Task objective: Reproduce the listing below without any change.

--- BEGIN Records supplied ---

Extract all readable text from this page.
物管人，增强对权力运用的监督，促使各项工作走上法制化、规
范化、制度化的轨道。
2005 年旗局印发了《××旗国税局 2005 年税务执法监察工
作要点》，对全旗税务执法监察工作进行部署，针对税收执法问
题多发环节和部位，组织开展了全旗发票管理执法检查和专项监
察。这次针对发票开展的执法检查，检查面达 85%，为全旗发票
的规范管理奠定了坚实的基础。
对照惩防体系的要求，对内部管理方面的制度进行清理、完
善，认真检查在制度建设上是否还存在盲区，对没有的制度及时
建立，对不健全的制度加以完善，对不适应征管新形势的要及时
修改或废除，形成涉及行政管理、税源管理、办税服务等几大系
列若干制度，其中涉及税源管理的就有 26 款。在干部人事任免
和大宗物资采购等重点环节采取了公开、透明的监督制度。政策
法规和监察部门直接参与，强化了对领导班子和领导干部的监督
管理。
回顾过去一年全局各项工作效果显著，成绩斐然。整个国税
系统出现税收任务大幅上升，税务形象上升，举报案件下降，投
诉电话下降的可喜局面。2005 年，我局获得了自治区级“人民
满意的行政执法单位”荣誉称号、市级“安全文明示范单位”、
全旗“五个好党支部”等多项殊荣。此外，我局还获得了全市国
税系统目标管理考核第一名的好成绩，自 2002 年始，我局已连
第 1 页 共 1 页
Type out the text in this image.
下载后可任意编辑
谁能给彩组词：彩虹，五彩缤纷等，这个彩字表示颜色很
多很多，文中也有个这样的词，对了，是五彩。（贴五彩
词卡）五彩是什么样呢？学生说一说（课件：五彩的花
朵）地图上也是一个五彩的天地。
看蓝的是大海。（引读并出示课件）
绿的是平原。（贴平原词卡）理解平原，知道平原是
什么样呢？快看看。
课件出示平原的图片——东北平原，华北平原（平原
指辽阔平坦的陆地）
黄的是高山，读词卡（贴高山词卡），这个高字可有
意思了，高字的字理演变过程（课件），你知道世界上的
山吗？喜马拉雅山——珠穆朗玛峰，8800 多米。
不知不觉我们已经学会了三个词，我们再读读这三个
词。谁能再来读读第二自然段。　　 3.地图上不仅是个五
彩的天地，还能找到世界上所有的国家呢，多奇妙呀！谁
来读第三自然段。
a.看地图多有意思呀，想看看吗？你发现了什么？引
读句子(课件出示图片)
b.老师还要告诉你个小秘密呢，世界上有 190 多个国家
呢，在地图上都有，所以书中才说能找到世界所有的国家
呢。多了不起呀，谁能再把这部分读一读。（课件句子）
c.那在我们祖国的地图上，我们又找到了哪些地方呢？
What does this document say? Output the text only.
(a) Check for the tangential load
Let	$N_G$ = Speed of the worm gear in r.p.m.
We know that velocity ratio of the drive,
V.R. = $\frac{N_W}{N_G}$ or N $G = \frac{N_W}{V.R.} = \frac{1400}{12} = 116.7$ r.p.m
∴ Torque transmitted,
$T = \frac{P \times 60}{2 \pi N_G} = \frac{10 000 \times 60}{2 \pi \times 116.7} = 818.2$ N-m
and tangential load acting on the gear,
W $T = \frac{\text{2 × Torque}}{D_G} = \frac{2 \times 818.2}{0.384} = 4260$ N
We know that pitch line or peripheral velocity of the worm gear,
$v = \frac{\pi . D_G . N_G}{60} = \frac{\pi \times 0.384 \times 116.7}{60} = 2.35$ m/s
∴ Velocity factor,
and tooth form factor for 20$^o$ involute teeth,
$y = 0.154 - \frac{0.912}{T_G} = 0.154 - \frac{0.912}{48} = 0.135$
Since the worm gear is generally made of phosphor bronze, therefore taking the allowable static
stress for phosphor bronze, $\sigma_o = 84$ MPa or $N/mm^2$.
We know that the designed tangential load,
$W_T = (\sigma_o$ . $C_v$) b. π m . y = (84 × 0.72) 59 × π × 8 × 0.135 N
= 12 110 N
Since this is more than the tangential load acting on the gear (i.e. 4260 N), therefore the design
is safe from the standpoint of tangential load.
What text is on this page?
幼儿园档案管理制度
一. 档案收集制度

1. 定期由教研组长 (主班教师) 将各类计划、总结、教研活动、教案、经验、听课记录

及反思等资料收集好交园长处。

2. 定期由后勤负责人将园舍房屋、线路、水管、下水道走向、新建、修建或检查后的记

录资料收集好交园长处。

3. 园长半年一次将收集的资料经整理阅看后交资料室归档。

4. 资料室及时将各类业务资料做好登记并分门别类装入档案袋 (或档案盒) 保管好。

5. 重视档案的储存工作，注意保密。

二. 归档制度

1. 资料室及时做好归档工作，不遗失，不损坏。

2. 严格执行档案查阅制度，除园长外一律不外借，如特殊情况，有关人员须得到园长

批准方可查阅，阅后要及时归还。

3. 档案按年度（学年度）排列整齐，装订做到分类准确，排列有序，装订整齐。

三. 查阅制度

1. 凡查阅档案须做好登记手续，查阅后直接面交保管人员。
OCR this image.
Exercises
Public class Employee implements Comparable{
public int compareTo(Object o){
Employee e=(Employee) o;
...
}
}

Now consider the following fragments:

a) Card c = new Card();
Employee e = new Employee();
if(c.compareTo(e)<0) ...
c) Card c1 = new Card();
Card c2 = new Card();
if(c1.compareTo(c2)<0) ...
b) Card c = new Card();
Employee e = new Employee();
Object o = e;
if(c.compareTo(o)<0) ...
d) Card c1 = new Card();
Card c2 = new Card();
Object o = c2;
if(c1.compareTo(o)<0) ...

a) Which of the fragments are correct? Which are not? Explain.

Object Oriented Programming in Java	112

--- END Records supplied ---

Written response:
Extract all readable text from this page.
物管人，增强对权力运用的监督，促使各项工作走上法制化、规
范化、制度化的轨道。
2005 年旗局印发了《××旗国税局 2005 年税务执法监察工
作要点》，对全旗税务执法监察工作进行部署，针对税收执法问
题多发环节和部位，组织开展了全旗发票管理执法检查和专项监
察。这次针对发票开展的执法检查，检查面达 85%，为全旗发票
的规范管理奠定了坚实的基础。
对照惩防体系的要求，对内部管理方面的制度进行清理、完
善，认真检查在制度建设上是否还存在盲区，对没有的制度及时
建立，对不健全的制度加以完善，对不适应征管新形势的要及时
修改或废除，形成涉及行政管理、税源管理、办税服务等几大系
列若干制度，其中涉及税源管理的就有 26 款。在干部人事任免
和大宗物资采购等重点环节采取了公开、透明的监督制度。政策
法规和监察部门直接参与，强化了对领导班子和领导干部的监督
管理。
回顾过去一年全局各项工作效果显著，成绩斐然。整个国税
系统出现税收任务大幅上升，税务形象上升，举报案件下降，投
诉电话下降的可喜局面。2005 年，我局获得了自治区级“人民
满意的行政执法单位”荣誉称号、市级“安全文明示范单位”、
全旗“五个好党支部”等多项殊荣。此外，我局还获得了全市国
税系统目标管理考核第一名的好成绩，自 2002 年始，我局已连
第 1 页 共 1 页
Type out the text in this image.
下载后可任意编辑
谁能给彩组词：彩虹，五彩缤纷等，这个彩字表示颜色很
多很多，文中也有个这样的词，对了，是五彩。（贴五彩
词卡）五彩是什么样呢？学生说一说（课件：五彩的花
朵）地图上也是一个五彩的天地。
看蓝的是大海。（引读并出示课件）
绿的是平原。（贴平原词卡）理解平原，知道平原是
什么样呢？快看看。
课件出示平原的图片——东北平原，华北平原（平原
指辽阔平坦的陆地）
黄的是高山，读词卡（贴高山词卡），这个高字可有
意思了，高字的字理演变过程（课件），你知道世界上的
山吗？喜马拉雅山——珠穆朗玛峰，8800 多米。
不知不觉我们已经学会了三个词，我们再读读这三个
词。谁能再来读读第二自然段。　　 3.地图上不仅是个五
彩的天地，还能找到世界上所有的国家呢，多奇妙呀！谁
来读第三自然段。
a.看地图多有意思呀，想看看吗？你发现了什么？引
读句子(课件出示图片)
b.老师还要告诉你个小秘密呢，世界上有 190 多个国家
呢，在地图上都有，所以书中才说能找到世界所有的国家
呢。多了不起呀，谁能再把这部分读一读。（课件句子）
c.那在我们祖国的地图上，我们又找到了哪些地方呢？
What does this document say? Output the text only.
(a) Check for the tangential load
Let	$N_G$ = Speed of the worm gear in r.p.m.
We know that velocity ratio of the drive,
V.R. = $\frac{N_W}{N_G}$ or N $G = \frac{N_W}{V.R.} = \frac{1400}{12} = 116.7$ r.p.m
∴ Torque transmitted,
$T = \frac{P \times 60}{2 \pi N_G} = \frac{10 000 \times 60}{2 \pi \times 116.7} = 818.2$ N-m
and tangential load acting on the gear,
W $T = \frac{\text{2 × Torque}}{D_G} = \frac{2 \times 818.2}{0.384} = 4260$ N
We know that pitch line or peripheral velocity of the worm gear,
$v = \frac{\pi . D_G . N_G}{60} = \frac{\pi \times 0.384 \times 116.7}{60} = 2.35$ m/s
∴ Velocity factor,
and tooth form factor for 20$^o$ involute teeth,
$y = 0.154 - \frac{0.912}{T_G} = 0.154 - \frac{0.912}{48} = 0.135$
Since the worm gear is generally made of phosphor bronze, therefore taking the allowable static
stress for phosphor bronze, $\sigma_o = 84$ MPa or $N/mm^2$.
We know that the designed tangential load,
$W_T = (\sigma_o$ . $C_v$) b. π m . y = (84 × 0.72) 59 × π × 8 × 0.135 N
= 12 110 N
Since this is more than the tangential load acting on the gear (i.e. 4260 N), therefore the design
is safe from the standpoint of tangential load.
What text is on this page?
幼儿园档案管理制度
一. 档案收集制度

1. 定期由教研组长 (主班教师) 将各类计划、总结、教研活动、教案、经验、听课记录

及反思等资料收集好交园长处。

2. 定期由后勤负责人将园舍房屋、线路、水管、下水道走向、新建、修建或检查后的记

录资料收集好交园长处。

3. 园长半年一次将收集的资料经整理阅看后交资料室归档。

4. 资料室及时将各类业务资料做好登记并分门别类装入档案袋 (或档案盒) 保管好。

5. 重视档案的储存工作，注意保密。

二. 归档制度

1. 资料室及时做好归档工作，不遗失，不损坏。

2. 严格执行档案查阅制度，除园长外一律不外借，如特殊情况，有关人员须得到园长

批准方可查阅，阅后要及时归还。

3. 档案按年度（学年度）排列整齐，装订做到分类准确，排列有序，装订整齐。

三. 查阅制度

1. 凡查阅档案须做好登记手续，查阅后直接面交保管人员。
OCR this image.
Exercises
Public class Employee implements Comparable{
public int compareTo(Object o){
Employee e=(Employee) o;
...
}
}

Now consider the following fragments:

a) Card c = new Card();
Employee e = new Employee();
if(c.compareTo(e)<0) ...
c) Card c1 = new Card();
Card c2 = new Card();
if(c1.compareTo(c2)<0) ...
b) Card c = new Card();
Employee e = new Employee();
Object o = e;
if(c.compareTo(o)<0) ...
d) Card c1 = new Card();
Card c2 = new Card();
Object o = c2;
if(c1.compareTo(o)<0) ...

a) Which of the fragments are correct? Which are not? Explain.

Object Oriented Programming in Java	112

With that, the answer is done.